- Provided entries -
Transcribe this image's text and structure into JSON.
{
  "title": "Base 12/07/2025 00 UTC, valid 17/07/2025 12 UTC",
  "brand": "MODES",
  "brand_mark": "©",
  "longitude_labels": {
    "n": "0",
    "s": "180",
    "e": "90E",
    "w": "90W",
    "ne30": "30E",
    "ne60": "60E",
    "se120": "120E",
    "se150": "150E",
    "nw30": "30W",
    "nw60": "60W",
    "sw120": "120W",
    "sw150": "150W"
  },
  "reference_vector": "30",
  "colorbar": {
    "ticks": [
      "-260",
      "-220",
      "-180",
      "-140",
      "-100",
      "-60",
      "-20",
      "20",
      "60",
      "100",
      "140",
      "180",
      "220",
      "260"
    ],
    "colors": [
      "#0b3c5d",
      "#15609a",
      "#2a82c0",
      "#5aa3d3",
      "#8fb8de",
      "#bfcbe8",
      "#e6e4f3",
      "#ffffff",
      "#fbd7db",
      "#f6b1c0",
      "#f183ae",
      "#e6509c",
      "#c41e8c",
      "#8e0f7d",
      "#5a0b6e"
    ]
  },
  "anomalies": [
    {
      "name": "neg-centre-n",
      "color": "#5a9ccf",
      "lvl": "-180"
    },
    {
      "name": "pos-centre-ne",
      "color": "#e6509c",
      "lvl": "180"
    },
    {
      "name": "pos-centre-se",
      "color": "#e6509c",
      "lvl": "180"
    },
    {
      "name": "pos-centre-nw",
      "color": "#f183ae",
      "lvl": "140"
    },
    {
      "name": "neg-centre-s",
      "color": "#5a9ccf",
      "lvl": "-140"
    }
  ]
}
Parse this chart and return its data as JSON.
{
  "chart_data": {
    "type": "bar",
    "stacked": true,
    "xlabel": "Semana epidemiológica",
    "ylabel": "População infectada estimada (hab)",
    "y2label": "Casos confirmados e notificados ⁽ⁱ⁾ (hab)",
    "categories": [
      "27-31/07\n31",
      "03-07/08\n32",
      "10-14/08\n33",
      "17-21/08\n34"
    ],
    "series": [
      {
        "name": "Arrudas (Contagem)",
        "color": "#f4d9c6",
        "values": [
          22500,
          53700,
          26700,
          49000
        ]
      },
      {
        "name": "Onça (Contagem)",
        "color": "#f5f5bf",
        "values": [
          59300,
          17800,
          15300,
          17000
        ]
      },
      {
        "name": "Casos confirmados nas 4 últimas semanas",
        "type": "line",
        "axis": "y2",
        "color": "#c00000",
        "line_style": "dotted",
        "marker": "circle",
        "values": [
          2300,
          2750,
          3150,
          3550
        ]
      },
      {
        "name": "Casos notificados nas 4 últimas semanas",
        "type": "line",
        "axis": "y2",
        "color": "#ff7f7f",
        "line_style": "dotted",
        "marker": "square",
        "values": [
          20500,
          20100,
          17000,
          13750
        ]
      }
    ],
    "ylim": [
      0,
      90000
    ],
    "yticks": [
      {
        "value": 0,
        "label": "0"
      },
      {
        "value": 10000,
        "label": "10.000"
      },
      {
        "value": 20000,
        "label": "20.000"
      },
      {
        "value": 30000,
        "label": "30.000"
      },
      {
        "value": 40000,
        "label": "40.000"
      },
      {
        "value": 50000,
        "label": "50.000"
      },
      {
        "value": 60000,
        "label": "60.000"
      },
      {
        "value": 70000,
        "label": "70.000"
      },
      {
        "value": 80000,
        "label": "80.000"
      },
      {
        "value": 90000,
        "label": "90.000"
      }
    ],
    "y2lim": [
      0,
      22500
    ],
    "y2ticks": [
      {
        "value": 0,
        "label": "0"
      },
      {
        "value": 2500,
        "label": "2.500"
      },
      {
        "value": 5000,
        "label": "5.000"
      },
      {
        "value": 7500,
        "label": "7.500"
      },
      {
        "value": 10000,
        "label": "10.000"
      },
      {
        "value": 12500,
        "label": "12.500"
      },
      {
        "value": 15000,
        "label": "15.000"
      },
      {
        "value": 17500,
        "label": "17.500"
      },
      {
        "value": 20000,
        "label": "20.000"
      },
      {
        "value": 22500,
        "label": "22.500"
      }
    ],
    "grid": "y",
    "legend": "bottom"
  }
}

---

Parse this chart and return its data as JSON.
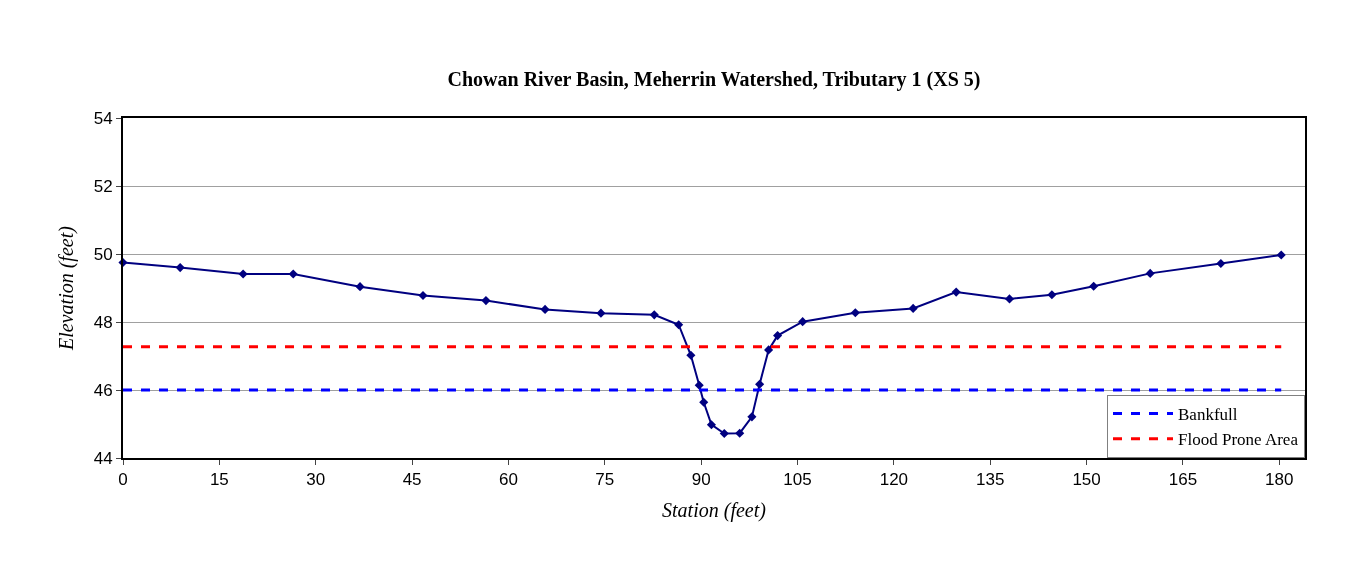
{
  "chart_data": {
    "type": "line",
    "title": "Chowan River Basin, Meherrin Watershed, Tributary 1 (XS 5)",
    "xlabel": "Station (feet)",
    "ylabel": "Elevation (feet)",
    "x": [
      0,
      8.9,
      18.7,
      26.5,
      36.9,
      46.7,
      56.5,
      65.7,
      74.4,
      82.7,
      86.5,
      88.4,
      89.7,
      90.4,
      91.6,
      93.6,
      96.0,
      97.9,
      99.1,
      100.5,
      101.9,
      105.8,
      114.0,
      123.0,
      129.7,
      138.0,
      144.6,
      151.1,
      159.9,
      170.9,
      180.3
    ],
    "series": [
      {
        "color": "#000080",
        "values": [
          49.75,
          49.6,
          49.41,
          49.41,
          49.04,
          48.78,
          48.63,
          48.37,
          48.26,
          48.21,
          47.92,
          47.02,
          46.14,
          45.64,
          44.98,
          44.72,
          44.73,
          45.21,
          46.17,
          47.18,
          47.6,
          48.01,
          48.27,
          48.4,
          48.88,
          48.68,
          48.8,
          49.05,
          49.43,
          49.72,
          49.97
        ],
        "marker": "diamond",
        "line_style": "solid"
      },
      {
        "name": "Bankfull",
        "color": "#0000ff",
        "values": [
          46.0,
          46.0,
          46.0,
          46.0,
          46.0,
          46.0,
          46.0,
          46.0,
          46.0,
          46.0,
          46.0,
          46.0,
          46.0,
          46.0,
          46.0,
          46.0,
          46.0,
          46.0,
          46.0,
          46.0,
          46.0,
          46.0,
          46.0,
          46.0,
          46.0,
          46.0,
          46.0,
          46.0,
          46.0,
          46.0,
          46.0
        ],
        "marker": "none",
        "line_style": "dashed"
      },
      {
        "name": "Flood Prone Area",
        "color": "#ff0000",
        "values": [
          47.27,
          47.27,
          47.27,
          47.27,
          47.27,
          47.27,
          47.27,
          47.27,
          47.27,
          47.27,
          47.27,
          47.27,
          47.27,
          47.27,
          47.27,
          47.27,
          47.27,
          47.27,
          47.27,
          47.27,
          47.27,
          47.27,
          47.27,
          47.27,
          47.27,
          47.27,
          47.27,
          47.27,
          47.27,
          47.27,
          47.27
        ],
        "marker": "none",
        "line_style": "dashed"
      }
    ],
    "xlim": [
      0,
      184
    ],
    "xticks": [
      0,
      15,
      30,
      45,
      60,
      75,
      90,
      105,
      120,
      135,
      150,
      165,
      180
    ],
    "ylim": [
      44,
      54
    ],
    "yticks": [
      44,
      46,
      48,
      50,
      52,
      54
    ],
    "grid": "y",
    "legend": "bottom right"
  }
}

- Direction -
Scan the material above for the string "confirmados" and return the lines that hold it.

- Solution for this problem -
    "y2label": "Casos confirmados e notificados ⁽ⁱ⁾ (hab)",
        "name": "Casos confirmados nas 4 últimas semanas",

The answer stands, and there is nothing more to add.